What is required
Exclude images, then output the remaining data verbatim.
##############################
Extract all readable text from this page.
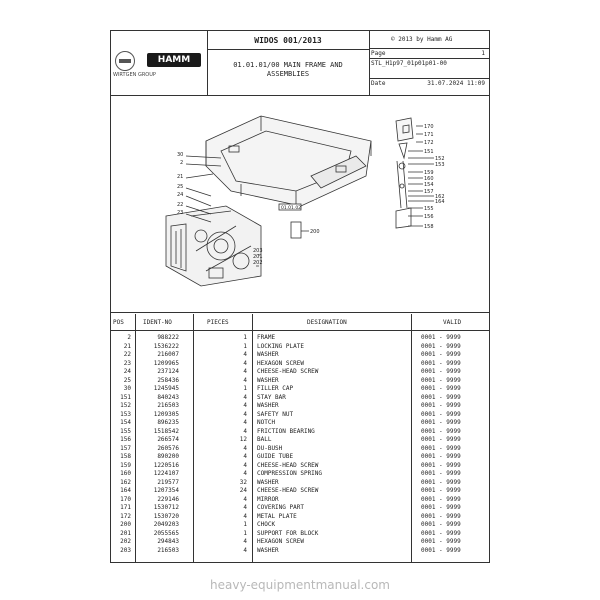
WIRTGEN GROUP
HAMM
WIDOS 001/2013
01.01.01/00 MAIN FRAME AND ASSEMBLIES
© 2013 by Hamm AG
Page	1
STL_H1p97_01p01p01-00
Date	31.07.2024 11:09
30
2
21
25
24
22
23
170
171
172
151
152
153
159
160
154
157
162
164
155
156
158
01.01.02
200
203
201
202
POS	IDENT-NO	PIECES	DESIGNATION	VALID
2	988222	1 FRAME	0001 - 9999
21	1536222	1 LOCKING PLATE	0001 - 9999
22	216007	4 WASHER	0001 - 9999
23	1209965	4 HEXAGON SCREW	0001 - 9999
24	237124	4 CHEESE-HEAD SCREW	0001 - 9999
25	258436	4 WASHER	0001 - 9999
30	1245945	1 FILLER CAP	0001 - 9999
151	840243	4 STAY BAR	0001 - 9999
152	216503	4 WASHER	0001 - 9999
153	1209305	4 SAFETY NUT	0001 - 9999
154	896235	4 NOTCH	0001 - 9999
155	1518542	4 FRICTION BEARING	0001 - 9999
156	266574	12 BALL	0001 - 9999
157	260576	4 DU-BUSH	0001 - 9999
158	890200	4 GUIDE TUBE	0001 - 9999
159	1220516	4 CHEESE-HEAD SCREW	0001 - 9999
160	1224107	4 COMPRESSION SPRING	0001 - 9999
162	219577	32 WASHER	0001 - 9999
164	1207354	24 CHEESE-HEAD SCREW	0001 - 9999
170	229146	4 MIRROR	0001 - 9999
171	1530712	4 COVERING PART	0001 - 9999
172	1530720	4 METAL PLATE	0001 - 9999
200	2049203	1 CHOCK	0001 - 9999
201	2055565	1 SUPPORT FOR BLOCK	0001 - 9999
202	294843	4 HEXAGON SCREW	0001 - 9999
203	216503	4 WASHER	0001 - 9999
heavy-equipmentmanual.com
##############################
Task output
Extract all readable text from this page.
WIRTGEN GROUP
HAMM
WIDOS 001/2013
01.01.01/00 MAIN FRAME AND ASSEMBLIES
© 2013 by Hamm AG
Page	1
STL_H1p97_01p01p01-00
Date	31.07.2024 11:09
30
2
21
25
24
22
23
170
171
172
151
152
153
159
160
154
157
162
164
155
156
158
01.01.02
200
203
201
202
POS	IDENT-NO	PIECES	DESIGNATION	VALID
2	988222	1 FRAME	0001 - 9999
21	1536222	1 LOCKING PLATE	0001 - 9999
22	216007	4 WASHER	0001 - 9999
23	1209965	4 HEXAGON SCREW	0001 - 9999
24	237124	4 CHEESE-HEAD SCREW	0001 - 9999
25	258436	4 WASHER	0001 - 9999
30	1245945	1 FILLER CAP	0001 - 9999
151	840243	4 STAY BAR	0001 - 9999
152	216503	4 WASHER	0001 - 9999
153	1209305	4 SAFETY NUT	0001 - 9999
154	896235	4 NOTCH	0001 - 9999
155	1518542	4 FRICTION BEARING	0001 - 9999
156	266574	12 BALL	0001 - 9999
157	260576	4 DU-BUSH	0001 - 9999
158	890200	4 GUIDE TUBE	0001 - 9999
159	1220516	4 CHEESE-HEAD SCREW	0001 - 9999
160	1224107	4 COMPRESSION SPRING	0001 - 9999
162	219577	32 WASHER	0001 - 9999
164	1207354	24 CHEESE-HEAD SCREW	0001 - 9999
170	229146	4 MIRROR	0001 - 9999
171	1530712	4 COVERING PART	0001 - 9999
172	1530720	4 METAL PLATE	0001 - 9999
200	2049203	1 CHOCK	0001 - 9999
201	2055565	1 SUPPORT FOR BLOCK	0001 - 9999
202	294843	4 HEXAGON SCREW	0001 - 9999
203	216503	4 WASHER	0001 - 9999
heavy-equipmentmanual.com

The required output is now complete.